> [PROBLEM STATEMENT] Repeat each entry exactly and drop the pictures.

> [EXERCISE DATA]
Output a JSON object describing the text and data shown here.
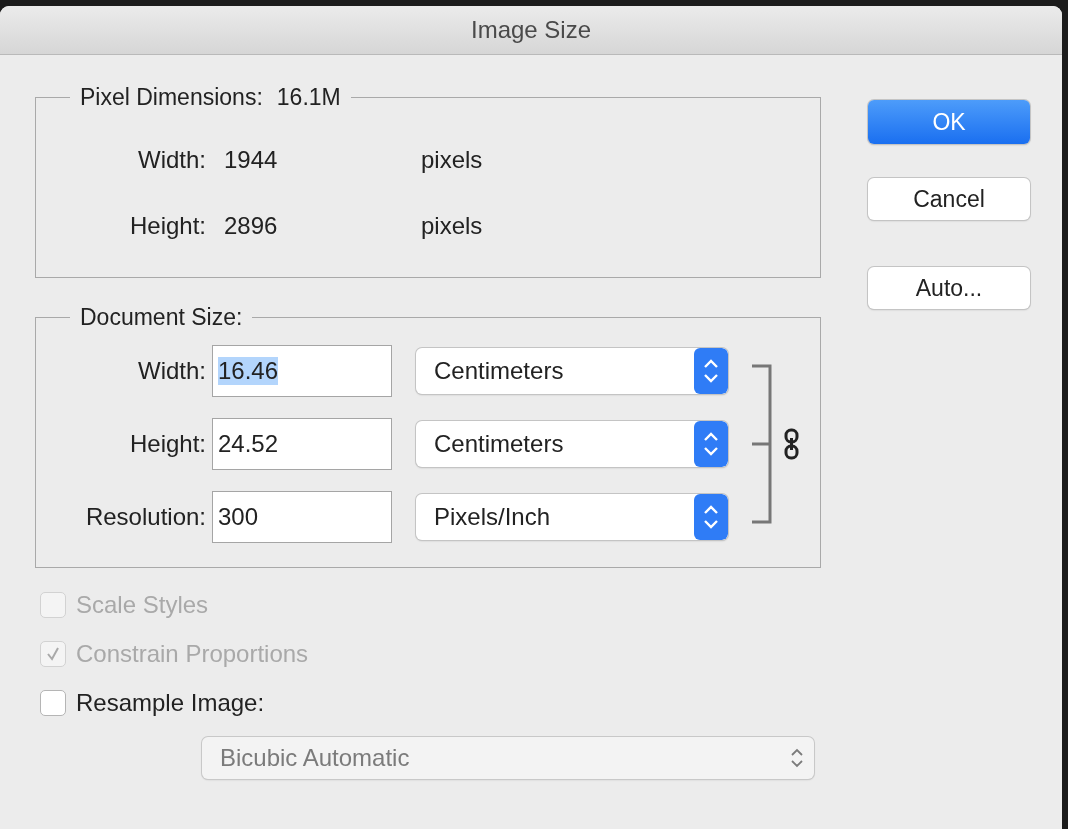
{
  "window": {
    "title": "Image Size"
  },
  "pixel_dimensions": {
    "label": "Pixel Dimensions:",
    "value": "16.1M",
    "rows": [
      {
        "label": "Width:",
        "value": "1944",
        "unit": "pixels"
      },
      {
        "label": "Height:",
        "value": "2896",
        "unit": "pixels"
      }
    ]
  },
  "document_size": {
    "label": "Document Size:",
    "rows": [
      {
        "label": "Width:",
        "value": "16.46",
        "selected": true,
        "unit": "Centimeters"
      },
      {
        "label": "Height:",
        "value": "24.52",
        "selected": false,
        "unit": "Centimeters"
      },
      {
        "label": "Resolution:",
        "value": "300",
        "selected": false,
        "unit": "Pixels/Inch"
      }
    ]
  },
  "options": [
    {
      "label": "Scale Styles",
      "checked": false,
      "disabled": true
    },
    {
      "label": "Constrain Proportions",
      "checked": true,
      "disabled": true
    },
    {
      "label": "Resample Image:",
      "checked": false,
      "disabled": false
    }
  ],
  "resample_method": {
    "value": "Bicubic Automatic",
    "disabled": true
  },
  "buttons": [
    {
      "label": "OK",
      "default": true
    },
    {
      "label": "Cancel",
      "default": false
    },
    {
      "label": "Auto...",
      "default": false
    }
  ]
}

> [TASK RESULT]
Output a JSON object describing the text and data shown here.
{
  "window": {
    "title": "Image Size"
  },
  "pixel_dimensions": {
    "label": "Pixel Dimensions:",
    "value": "16.1M",
    "rows": [
      {
        "label": "Width:",
        "value": "1944",
        "unit": "pixels"
      },
      {
        "label": "Height:",
        "value": "2896",
        "unit": "pixels"
      }
    ]
  },
  "document_size": {
    "label": "Document Size:",
    "rows": [
      {
        "label": "Width:",
        "value": "16.46",
        "selected": true,
        "unit": "Centimeters"
      },
      {
        "label": "Height:",
        "value": "24.52",
        "selected": false,
        "unit": "Centimeters"
      },
      {
        "label": "Resolution:",
        "value": "300",
        "selected": false,
        "unit": "Pixels/Inch"
      }
    ]
  },
  "options": [
    {
      "label": "Scale Styles",
      "checked": false,
      "disabled": true
    },
    {
      "label": "Constrain Proportions",
      "checked": true,
      "disabled": true
    },
    {
      "label": "Resample Image:",
      "checked": false,
      "disabled": false
    }
  ],
  "resample_method": {
    "value": "Bicubic Automatic",
    "disabled": true
  },
  "buttons": [
    {
      "label": "OK",
      "default": true
    },
    {
      "label": "Cancel",
      "default": false
    },
    {
      "label": "Auto...",
      "default": false
    }
  ]
}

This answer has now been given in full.